## DIRECTIONS
Look through the material below, count the lines containing the word "this", and state only the count.

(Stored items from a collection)
========

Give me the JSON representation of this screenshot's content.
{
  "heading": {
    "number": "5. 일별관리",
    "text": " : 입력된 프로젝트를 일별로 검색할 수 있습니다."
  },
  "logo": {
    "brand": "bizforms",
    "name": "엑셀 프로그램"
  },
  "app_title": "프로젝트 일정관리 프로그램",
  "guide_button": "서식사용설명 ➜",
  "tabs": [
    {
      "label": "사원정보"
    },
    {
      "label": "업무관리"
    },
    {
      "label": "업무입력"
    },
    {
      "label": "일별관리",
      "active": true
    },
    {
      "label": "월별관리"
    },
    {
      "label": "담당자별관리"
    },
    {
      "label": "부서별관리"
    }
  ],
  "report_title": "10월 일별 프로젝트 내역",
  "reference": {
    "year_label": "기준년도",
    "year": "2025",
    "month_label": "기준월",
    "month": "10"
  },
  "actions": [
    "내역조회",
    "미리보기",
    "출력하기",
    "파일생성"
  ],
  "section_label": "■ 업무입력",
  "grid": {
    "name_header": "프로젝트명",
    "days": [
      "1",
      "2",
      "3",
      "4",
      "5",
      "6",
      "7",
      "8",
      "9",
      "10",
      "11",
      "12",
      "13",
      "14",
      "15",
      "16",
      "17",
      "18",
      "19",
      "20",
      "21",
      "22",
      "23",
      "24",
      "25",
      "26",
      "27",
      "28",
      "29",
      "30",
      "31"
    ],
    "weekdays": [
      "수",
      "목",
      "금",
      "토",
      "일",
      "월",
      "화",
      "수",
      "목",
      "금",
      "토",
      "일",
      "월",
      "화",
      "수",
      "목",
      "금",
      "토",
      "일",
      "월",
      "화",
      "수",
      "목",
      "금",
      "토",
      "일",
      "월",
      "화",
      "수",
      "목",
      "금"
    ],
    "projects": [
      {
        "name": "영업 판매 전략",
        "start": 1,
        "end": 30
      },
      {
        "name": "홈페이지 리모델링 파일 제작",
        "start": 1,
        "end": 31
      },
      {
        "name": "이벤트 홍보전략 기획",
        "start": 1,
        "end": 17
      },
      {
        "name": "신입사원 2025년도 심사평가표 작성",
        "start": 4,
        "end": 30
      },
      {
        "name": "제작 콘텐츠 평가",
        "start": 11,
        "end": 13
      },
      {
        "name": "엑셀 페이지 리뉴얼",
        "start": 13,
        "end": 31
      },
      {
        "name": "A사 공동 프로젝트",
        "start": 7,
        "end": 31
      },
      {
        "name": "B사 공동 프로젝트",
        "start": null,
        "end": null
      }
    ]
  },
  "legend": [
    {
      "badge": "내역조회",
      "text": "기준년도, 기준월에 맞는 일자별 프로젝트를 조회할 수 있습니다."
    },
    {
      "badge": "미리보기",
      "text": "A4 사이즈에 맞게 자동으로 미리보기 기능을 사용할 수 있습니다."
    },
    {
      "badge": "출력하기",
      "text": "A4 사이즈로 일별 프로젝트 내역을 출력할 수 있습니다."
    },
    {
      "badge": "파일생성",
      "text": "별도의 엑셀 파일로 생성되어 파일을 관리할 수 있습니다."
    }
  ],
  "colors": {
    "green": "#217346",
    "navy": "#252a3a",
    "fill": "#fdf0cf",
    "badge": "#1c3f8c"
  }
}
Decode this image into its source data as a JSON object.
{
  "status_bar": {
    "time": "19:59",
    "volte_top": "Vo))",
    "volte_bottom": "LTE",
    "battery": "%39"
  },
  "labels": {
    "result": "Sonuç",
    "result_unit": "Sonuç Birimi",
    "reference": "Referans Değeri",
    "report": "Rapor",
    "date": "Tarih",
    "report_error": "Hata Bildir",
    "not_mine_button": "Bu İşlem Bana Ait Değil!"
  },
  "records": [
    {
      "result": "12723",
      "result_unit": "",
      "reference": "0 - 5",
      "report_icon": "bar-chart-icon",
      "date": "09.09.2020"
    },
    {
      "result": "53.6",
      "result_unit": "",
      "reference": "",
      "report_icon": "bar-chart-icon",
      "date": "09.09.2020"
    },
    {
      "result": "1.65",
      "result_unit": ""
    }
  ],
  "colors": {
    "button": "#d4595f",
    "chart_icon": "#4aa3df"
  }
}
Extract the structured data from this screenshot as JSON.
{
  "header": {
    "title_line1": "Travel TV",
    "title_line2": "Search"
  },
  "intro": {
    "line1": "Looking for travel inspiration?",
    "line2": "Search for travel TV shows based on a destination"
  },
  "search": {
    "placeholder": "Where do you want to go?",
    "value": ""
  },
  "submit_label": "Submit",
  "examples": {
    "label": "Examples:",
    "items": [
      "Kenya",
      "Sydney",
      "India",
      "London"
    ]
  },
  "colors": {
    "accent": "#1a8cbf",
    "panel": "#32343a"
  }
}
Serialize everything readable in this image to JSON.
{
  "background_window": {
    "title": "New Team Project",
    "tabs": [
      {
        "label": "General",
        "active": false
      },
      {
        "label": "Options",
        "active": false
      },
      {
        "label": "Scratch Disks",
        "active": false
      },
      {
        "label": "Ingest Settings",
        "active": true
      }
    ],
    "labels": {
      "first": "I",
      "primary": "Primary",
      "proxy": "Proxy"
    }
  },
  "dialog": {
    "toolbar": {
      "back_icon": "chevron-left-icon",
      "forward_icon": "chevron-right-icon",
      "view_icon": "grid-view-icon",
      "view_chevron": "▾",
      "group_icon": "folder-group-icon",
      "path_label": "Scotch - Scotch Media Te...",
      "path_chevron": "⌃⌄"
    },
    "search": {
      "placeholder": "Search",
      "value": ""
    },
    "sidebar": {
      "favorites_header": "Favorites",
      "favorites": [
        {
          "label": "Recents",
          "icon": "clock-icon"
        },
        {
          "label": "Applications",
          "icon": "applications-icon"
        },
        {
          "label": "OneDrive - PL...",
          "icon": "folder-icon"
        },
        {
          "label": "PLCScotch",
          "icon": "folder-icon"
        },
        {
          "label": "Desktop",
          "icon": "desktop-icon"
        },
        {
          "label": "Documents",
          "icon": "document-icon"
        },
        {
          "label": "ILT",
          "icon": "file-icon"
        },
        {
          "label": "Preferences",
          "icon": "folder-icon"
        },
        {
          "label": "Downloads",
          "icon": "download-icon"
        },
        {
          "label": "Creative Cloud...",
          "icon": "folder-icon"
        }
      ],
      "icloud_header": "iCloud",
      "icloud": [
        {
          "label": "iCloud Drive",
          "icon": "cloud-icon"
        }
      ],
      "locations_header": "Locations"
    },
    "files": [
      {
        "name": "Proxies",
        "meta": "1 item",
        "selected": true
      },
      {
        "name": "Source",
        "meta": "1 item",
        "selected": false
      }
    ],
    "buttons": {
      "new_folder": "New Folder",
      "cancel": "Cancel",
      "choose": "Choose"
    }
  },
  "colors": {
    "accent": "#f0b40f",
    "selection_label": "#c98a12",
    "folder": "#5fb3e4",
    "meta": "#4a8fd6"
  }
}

========

## WRITTEN REPLY
4